## SHORT TASK:
Each line containing the word "that" should be found and copied.

## SUPPLIED DATA:
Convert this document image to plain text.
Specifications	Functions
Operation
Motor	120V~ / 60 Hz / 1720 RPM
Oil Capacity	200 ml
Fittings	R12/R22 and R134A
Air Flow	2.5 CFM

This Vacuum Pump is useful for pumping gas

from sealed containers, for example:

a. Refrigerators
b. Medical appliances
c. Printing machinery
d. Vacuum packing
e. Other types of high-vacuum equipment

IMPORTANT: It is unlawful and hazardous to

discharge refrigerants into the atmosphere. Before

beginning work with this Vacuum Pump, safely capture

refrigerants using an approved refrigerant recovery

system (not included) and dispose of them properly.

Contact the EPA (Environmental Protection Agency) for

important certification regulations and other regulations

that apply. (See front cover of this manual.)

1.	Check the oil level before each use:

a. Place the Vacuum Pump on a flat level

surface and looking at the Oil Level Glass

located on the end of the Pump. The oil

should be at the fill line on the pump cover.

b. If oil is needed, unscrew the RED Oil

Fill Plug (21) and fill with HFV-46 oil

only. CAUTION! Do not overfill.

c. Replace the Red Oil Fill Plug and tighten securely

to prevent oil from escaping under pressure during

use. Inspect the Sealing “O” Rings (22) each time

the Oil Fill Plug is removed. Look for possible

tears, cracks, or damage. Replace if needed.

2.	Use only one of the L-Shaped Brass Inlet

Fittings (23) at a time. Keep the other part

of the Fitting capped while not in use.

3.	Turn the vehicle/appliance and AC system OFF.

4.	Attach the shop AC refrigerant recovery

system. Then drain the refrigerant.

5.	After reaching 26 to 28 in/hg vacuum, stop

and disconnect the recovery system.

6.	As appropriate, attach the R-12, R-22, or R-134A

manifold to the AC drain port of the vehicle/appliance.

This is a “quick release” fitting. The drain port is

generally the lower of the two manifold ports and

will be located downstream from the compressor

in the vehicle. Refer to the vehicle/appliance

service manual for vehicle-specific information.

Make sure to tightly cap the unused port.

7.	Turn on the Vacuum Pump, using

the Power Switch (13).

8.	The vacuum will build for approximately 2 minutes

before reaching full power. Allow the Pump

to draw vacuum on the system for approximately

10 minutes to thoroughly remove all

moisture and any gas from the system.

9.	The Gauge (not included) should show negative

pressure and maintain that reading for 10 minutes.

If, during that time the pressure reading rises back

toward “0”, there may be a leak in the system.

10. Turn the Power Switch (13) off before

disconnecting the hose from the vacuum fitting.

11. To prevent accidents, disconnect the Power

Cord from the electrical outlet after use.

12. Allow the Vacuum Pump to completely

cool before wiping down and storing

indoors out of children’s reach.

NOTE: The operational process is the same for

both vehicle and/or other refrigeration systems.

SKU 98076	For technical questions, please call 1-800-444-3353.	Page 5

## ANSWER TO THE TASK:
that apply. (See front cover of this manual.)
pressure and maintain that reading for 10 minutes.
If, during that time the pressure reading rises back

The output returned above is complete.